THE REQUEST
Reproduce each of the following rows verbatim, keeping every character, number and line break unchanged.

-----

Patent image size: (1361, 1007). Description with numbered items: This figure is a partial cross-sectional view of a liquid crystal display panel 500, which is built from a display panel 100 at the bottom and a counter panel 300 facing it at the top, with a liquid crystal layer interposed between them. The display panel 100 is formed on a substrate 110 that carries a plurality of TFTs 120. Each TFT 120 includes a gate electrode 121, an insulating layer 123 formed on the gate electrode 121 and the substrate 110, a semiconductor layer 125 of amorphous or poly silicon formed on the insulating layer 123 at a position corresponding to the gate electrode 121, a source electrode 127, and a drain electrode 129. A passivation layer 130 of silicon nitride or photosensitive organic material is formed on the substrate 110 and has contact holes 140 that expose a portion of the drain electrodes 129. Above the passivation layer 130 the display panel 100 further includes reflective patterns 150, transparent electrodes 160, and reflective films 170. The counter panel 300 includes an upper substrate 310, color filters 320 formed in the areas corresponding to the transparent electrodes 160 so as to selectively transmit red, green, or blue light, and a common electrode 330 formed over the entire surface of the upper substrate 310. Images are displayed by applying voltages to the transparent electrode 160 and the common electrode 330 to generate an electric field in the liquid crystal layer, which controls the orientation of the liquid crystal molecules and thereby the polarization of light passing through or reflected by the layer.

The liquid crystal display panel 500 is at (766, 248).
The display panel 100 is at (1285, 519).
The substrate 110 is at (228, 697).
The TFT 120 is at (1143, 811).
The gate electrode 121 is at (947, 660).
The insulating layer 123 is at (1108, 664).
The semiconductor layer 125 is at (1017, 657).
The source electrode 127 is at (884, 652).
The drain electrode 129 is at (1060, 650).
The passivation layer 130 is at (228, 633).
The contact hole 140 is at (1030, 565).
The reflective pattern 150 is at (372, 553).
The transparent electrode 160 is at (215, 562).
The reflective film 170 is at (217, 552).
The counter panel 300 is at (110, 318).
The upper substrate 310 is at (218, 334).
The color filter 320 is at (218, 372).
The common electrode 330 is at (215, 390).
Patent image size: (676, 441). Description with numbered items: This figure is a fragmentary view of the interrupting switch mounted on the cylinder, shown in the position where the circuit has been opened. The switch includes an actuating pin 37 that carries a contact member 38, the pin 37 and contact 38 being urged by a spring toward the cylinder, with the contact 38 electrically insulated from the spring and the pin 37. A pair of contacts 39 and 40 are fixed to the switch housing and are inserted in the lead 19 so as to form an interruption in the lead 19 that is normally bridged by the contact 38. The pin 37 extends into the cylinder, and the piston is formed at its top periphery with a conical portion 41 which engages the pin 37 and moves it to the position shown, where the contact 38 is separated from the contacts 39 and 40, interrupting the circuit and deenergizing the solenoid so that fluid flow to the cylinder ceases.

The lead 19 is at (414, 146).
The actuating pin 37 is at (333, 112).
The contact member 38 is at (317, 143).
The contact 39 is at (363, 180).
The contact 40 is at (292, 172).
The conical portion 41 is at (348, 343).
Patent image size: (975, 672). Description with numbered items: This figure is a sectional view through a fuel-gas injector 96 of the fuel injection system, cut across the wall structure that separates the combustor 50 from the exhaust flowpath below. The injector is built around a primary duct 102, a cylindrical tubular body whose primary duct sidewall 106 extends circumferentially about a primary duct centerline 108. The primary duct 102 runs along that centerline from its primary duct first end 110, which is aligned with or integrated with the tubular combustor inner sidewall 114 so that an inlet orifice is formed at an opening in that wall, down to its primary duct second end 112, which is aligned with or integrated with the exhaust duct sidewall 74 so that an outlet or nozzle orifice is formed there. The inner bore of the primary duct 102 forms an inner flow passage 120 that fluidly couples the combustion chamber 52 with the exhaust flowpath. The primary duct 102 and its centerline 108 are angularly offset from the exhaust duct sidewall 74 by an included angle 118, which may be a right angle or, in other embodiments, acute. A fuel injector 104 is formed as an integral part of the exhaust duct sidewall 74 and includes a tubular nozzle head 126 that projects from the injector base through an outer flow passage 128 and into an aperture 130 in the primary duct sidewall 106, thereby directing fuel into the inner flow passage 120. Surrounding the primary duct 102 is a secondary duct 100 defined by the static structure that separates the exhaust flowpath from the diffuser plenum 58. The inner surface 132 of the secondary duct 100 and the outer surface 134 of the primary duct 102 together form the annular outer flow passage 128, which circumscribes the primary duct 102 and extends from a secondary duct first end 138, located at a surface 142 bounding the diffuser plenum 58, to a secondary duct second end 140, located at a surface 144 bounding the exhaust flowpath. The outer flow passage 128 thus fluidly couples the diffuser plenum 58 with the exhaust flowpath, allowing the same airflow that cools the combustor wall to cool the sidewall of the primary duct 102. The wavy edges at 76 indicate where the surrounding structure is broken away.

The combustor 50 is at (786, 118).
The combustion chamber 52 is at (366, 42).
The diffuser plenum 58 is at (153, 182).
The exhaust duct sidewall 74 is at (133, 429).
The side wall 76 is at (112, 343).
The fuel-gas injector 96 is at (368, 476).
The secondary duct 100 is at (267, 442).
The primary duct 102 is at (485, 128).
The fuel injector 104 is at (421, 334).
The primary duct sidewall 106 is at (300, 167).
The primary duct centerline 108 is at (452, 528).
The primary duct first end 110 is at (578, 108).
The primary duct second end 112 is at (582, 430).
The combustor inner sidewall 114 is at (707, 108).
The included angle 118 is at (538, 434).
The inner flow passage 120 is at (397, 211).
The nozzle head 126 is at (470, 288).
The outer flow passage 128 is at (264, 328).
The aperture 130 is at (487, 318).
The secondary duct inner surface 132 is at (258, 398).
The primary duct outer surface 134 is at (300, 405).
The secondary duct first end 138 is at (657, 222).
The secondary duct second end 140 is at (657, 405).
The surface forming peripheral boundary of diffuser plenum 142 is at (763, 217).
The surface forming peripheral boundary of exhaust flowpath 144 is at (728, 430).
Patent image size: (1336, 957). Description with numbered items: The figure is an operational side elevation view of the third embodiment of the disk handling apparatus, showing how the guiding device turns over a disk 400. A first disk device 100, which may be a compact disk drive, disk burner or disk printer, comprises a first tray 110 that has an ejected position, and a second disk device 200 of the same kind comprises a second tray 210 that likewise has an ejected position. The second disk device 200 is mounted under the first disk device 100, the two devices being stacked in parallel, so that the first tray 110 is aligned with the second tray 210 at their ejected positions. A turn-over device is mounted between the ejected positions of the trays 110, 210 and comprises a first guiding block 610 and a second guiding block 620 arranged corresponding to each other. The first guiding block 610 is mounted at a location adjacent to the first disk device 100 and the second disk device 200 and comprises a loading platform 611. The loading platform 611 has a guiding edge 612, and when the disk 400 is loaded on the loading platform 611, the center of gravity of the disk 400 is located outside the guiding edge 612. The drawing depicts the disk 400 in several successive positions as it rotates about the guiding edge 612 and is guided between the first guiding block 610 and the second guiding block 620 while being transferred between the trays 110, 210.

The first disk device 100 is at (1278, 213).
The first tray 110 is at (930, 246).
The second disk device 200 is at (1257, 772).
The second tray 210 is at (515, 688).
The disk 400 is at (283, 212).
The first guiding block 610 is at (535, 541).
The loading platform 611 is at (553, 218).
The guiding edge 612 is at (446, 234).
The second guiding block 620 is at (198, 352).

-----

SOLUTION TO THIS TASK
Patent image size: (1361, 1007). Description with numbered items: This figure is a partial cross-sectional view of a liquid crystal display panel 500, which is built from a display panel 100 at the bottom and a counter panel 300 facing it at the top, with a liquid crystal layer interposed between them. The display panel 100 is formed on a substrate 110 that carries a plurality of TFTs 120. Each TFT 120 includes a gate electrode 121, an insulating layer 123 formed on the gate electrode 121 and the substrate 110, a semiconductor layer 125 of amorphous or poly silicon formed on the insulating layer 123 at a position corresponding to the gate electrode 121, a source electrode 127, and a drain electrode 129. A passivation layer 130 of silicon nitride or photosensitive organic material is formed on the substrate 110 and has contact holes 140 that expose a portion of the drain electrodes 129. Above the passivation layer 130 the display panel 100 further includes reflective patterns 150, transparent electrodes 160, and reflective films 170. The counter panel 300 includes an upper substrate 310, color filters 320 formed in the areas corresponding to the transparent electrodes 160 so as to selectively transmit red, green, or blue light, and a common electrode 330 formed over the entire surface of the upper substrate 310. Images are displayed by applying voltages to the transparent electrode 160 and the common electrode 330 to generate an electric field in the liquid crystal layer, which controls the orientation of the liquid crystal molecules and thereby the polarization of light passing through or reflected by the layer.

The liquid crystal display panel 500 is at (766, 248).
The display panel 100 is at (1285, 519).
The substrate 110 is at (228, 697).
The TFT 120 is at (1143, 811).
The gate electrode 121 is at (947, 660).
The insulating layer 123 is at (1108, 664).
The semiconductor layer 125 is at (1017, 657).
The source electrode 127 is at (884, 652).
The drain electrode 129 is at (1060, 650).
The passivation layer 130 is at (228, 633).
The contact hole 140 is at (1030, 565).
The reflective pattern 150 is at (372, 553).
The transparent electrode 160 is at (215, 562).
The reflective film 170 is at (217, 552).
The counter panel 300 is at (110, 318).
The upper substrate 310 is at (218, 334).
The color filter 320 is at (218, 372).
The common electrode 330 is at (215, 390).
Patent image size: (676, 441). Description with numbered items: This figure is a fragmentary view of the interrupting switch mounted on the cylinder, shown in the position where the circuit has been opened. The switch includes an actuating pin 37 that carries a contact member 38, the pin 37 and contact 38 being urged by a spring toward the cylinder, with the contact 38 electrically insulated from the spring and the pin 37. A pair of contacts 39 and 40 are fixed to the switch housing and are inserted in the lead 19 so as to form an interruption in the lead 19 that is normally bridged by the contact 38. The pin 37 extends into the cylinder, and the piston is formed at its top periphery with a conical portion 41 which engages the pin 37 and moves it to the position shown, where the contact 38 is separated from the contacts 39 and 40, interrupting the circuit and deenergizing the solenoid so that fluid flow to the cylinder ceases.

The lead 19 is at (414, 146).
The actuating pin 37 is at (333, 112).
The contact member 38 is at (317, 143).
The contact 39 is at (363, 180).
The contact 40 is at (292, 172).
The conical portion 41 is at (348, 343).
Patent image size: (975, 672). Description with numbered items: This figure is a sectional view through a fuel-gas injector 96 of the fuel injection system, cut across the wall structure that separates the combustor 50 from the exhaust flowpath below. The injector is built around a primary duct 102, a cylindrical tubular body whose primary duct sidewall 106 extends circumferentially about a primary duct centerline 108. The primary duct 102 runs along that centerline from its primary duct first end 110, which is aligned with or integrated with the tubular combustor inner sidewall 114 so that an inlet orifice is formed at an opening in that wall, down to its primary duct second end 112, which is aligned with or integrated with the exhaust duct sidewall 74 so that an outlet or nozzle orifice is formed there. The inner bore of the primary duct 102 forms an inner flow passage 120 that fluidly couples the combustion chamber 52 with the exhaust flowpath. The primary duct 102 and its centerline 108 are angularly offset from the exhaust duct sidewall 74 by an included angle 118, which may be a right angle or, in other embodiments, acute. A fuel injector 104 is formed as an integral part of the exhaust duct sidewall 74 and includes a tubular nozzle head 126 that projects from the injector base through an outer flow passage 128 and into an aperture 130 in the primary duct sidewall 106, thereby directing fuel into the inner flow passage 120. Surrounding the primary duct 102 is a secondary duct 100 defined by the static structure that separates the exhaust flowpath from the diffuser plenum 58. The inner surface 132 of the secondary duct 100 and the outer surface 134 of the primary duct 102 together form the annular outer flow passage 128, which circumscribes the primary duct 102 and extends from a secondary duct first end 138, located at a surface 142 bounding the diffuser plenum 58, to a secondary duct second end 140, located at a surface 144 bounding the exhaust flowpath. The outer flow passage 128 thus fluidly couples the diffuser plenum 58 with the exhaust flowpath, allowing the same airflow that cools the combustor wall to cool the sidewall of the primary duct 102. The wavy edges at 76 indicate where the surrounding structure is broken away.

The combustor 50 is at (786, 118).
The combustion chamber 52 is at (366, 42).
The diffuser plenum 58 is at (153, 182).
The exhaust duct sidewall 74 is at (133, 429).
The side wall 76 is at (112, 343).
The fuel-gas injector 96 is at (368, 476).
The secondary duct 100 is at (267, 442).
The primary duct 102 is at (485, 128).
The fuel injector 104 is at (421, 334).
The primary duct sidewall 106 is at (300, 167).
The primary duct centerline 108 is at (452, 528).
The primary duct first end 110 is at (578, 108).
The primary duct second end 112 is at (582, 430).
The combustor inner sidewall 114 is at (707, 108).
The included angle 118 is at (538, 434).
The inner flow passage 120 is at (397, 211).
The nozzle head 126 is at (470, 288).
The outer flow passage 128 is at (264, 328).
The aperture 130 is at (487, 318).
The secondary duct inner surface 132 is at (258, 398).
The primary duct outer surface 134 is at (300, 405).
The secondary duct first end 138 is at (657, 222).
The secondary duct second end 140 is at (657, 405).
The surface forming peripheral boundary of diffuser plenum 142 is at (763, 217).
The surface forming peripheral boundary of exhaust flowpath 144 is at (728, 430).
Patent image size: (1336, 957). Description with numbered items: The figure is an operational side elevation view of the third embodiment of the disk handling apparatus, showing how the guiding device turns over a disk 400. A first disk device 100, which may be a compact disk drive, disk burner or disk printer, comprises a first tray 110 that has an ejected position, and a second disk device 200 of the same kind comprises a second tray 210 that likewise has an ejected position. The second disk device 200 is mounted under the first disk device 100, the two devices being stacked in parallel, so that the first tray 110 is aligned with the second tray 210 at their ejected positions. A turn-over device is mounted between the ejected positions of the trays 110, 210 and comprises a first guiding block 610 and a second guiding block 620 arranged corresponding to each other. The first guiding block 610 is mounted at a location adjacent to the first disk device 100 and the second disk device 200 and comprises a loading platform 611. The loading platform 611 has a guiding edge 612, and when the disk 400 is loaded on the loading platform 611, the center of gravity of the disk 400 is located outside the guiding edge 612. The drawing depicts the disk 400 in several successive positions as it rotates about the guiding edge 612 and is guided between the first guiding block 610 and the second guiding block 620 while being transferred between the trays 110, 210.

The first disk device 100 is at (1278, 213).
The first tray 110 is at (930, 246).
The second disk device 200 is at (1257, 772).
The second tray 210 is at (515, 688).
The disk 400 is at (283, 212).
The first guiding block 610 is at (535, 541).
The loading platform 611 is at (553, 218).
The guiding edge 612 is at (446, 234).
The second guiding block 620 is at (198, 352).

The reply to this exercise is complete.